SET PROBLEM — Each line of the material below that holds the word "CZCZOSC" needs to be copied.

PROVIDED MATERIAL —

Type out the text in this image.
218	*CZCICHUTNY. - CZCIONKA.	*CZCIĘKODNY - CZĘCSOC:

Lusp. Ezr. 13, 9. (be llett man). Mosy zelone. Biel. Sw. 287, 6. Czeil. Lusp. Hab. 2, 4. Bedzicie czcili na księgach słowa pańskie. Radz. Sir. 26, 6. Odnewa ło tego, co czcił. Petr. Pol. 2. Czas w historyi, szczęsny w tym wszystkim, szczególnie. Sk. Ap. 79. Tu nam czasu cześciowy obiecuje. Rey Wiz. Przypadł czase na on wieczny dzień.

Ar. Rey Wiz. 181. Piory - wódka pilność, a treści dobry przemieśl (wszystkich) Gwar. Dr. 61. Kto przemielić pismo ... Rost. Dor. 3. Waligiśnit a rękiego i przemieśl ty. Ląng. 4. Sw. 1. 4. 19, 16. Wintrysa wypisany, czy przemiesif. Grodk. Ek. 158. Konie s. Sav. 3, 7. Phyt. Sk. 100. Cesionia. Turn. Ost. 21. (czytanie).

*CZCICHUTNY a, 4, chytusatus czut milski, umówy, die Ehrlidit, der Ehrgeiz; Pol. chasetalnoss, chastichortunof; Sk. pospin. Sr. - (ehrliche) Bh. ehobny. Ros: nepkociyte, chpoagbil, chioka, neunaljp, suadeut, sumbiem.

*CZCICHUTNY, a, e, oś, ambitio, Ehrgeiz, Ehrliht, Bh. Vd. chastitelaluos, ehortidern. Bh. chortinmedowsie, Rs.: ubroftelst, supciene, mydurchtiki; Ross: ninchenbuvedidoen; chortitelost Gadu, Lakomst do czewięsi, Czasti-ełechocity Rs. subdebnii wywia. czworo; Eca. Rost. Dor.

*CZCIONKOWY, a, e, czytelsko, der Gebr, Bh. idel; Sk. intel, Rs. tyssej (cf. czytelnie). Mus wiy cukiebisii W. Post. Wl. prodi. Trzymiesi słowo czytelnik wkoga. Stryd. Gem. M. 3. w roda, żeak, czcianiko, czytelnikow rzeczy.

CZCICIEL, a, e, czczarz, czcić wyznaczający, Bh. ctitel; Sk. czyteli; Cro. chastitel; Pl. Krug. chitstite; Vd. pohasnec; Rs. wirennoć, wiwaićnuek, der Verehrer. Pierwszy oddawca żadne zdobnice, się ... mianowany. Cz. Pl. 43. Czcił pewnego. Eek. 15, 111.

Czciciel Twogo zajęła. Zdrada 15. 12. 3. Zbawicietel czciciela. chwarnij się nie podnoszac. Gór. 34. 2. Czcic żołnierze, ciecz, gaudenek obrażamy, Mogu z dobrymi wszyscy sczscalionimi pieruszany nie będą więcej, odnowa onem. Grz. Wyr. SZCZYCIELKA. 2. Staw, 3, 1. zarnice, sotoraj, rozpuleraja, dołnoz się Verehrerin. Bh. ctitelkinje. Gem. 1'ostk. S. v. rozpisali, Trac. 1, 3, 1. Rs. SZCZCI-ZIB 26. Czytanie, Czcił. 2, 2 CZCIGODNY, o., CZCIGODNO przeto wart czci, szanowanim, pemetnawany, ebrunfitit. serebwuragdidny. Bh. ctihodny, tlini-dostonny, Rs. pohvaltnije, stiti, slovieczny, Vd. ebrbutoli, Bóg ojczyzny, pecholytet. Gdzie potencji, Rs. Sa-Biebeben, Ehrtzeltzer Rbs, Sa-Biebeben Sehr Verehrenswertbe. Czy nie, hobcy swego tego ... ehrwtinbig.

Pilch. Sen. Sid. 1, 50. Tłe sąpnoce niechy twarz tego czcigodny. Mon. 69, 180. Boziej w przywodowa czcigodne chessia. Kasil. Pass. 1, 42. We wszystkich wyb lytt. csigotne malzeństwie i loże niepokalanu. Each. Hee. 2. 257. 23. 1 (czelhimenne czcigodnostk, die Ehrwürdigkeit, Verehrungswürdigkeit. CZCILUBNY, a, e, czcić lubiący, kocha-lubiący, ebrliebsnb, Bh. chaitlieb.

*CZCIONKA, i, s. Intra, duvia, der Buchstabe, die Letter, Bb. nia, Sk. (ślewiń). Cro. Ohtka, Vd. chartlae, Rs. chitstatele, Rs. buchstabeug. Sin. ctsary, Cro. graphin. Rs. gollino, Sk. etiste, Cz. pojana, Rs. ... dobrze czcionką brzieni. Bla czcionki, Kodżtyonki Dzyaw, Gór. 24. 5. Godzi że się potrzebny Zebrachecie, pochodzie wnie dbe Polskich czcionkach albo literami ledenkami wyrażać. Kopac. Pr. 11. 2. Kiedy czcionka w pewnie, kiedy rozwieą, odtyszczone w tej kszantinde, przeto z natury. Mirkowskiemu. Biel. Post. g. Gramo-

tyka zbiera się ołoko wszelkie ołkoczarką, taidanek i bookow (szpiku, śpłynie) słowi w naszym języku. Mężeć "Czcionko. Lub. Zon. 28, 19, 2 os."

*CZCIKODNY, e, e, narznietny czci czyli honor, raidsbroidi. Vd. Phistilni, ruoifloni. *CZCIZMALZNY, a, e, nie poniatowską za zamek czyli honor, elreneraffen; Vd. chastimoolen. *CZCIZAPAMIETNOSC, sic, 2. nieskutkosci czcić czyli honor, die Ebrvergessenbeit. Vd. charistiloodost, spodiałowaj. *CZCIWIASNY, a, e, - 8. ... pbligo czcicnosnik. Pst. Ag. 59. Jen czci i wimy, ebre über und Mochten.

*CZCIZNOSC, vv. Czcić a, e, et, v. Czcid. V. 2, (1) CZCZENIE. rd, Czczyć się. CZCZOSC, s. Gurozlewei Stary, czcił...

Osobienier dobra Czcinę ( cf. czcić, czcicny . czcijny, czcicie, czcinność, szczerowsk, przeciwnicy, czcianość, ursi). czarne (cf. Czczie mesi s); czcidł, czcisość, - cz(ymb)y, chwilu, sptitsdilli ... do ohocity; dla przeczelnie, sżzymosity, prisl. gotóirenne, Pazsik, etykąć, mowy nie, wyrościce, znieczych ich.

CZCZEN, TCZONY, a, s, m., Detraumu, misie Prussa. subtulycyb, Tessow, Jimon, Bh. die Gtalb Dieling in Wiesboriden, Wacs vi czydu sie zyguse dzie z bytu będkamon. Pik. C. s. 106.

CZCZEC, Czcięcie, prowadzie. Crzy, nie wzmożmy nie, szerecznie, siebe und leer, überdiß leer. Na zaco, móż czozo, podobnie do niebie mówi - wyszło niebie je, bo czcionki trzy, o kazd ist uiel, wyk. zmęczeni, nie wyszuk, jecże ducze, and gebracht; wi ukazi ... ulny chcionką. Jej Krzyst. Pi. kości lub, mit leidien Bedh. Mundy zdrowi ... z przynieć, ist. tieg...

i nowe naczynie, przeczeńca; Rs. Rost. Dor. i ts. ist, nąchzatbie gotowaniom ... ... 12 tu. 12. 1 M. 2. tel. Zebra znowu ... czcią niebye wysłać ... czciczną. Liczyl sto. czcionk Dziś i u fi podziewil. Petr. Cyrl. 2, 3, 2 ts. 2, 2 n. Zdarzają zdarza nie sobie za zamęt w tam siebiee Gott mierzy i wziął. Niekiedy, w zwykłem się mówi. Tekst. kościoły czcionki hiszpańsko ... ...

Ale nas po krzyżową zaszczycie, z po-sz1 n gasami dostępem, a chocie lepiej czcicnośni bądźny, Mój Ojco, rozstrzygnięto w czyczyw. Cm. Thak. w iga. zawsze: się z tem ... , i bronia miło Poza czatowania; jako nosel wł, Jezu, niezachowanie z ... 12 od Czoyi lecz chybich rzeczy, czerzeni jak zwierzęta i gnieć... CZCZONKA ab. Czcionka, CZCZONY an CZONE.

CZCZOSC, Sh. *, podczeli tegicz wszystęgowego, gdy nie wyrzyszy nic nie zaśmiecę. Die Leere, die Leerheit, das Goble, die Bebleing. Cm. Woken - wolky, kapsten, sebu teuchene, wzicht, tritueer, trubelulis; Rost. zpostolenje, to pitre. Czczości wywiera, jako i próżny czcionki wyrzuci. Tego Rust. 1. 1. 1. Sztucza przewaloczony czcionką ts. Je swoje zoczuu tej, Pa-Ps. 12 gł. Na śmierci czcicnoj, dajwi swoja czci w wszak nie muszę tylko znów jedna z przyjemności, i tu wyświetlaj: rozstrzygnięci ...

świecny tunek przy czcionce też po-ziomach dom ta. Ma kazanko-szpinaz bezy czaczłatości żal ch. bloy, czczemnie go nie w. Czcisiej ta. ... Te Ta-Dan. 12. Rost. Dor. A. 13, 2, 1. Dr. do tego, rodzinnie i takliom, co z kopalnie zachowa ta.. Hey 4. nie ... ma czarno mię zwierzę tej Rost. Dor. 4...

TASK OUTPUT —
*CZCIZNOSC, vv. Czcić a, e, et, v. Czcid. V. 2, (1) CZCZENIE. rd, Czczyć się. CZCZOSC, s. Gurozlewei Stary, czcił...
CZCZOSC, Sh. *, podczeli tegicz wszystęgowego, gdy nie wyrzyszy nic nie zaśmiecę. Die Leere, die Leerheit, das Goble, die Bebleing. Cm. Woken - wolky, kapsten, sebu teuchene, wzicht, tritueer, trubelulis; Rost. zpostolenje, to pitre. Czczości wywiera, jako i próżny czcionki wyrzuci. Tego Rust. 1. 1. 1. Sztucza przewaloczony czcionką ts. Je swoje zoczuu tej, Pa-Ps. 12 gł. Na śmierci czcicnoj, dajwi swoja czci w wszak nie muszę tylko znów jedna z przyjemności, i tu wyświetlaj: rozstrzygnięci ...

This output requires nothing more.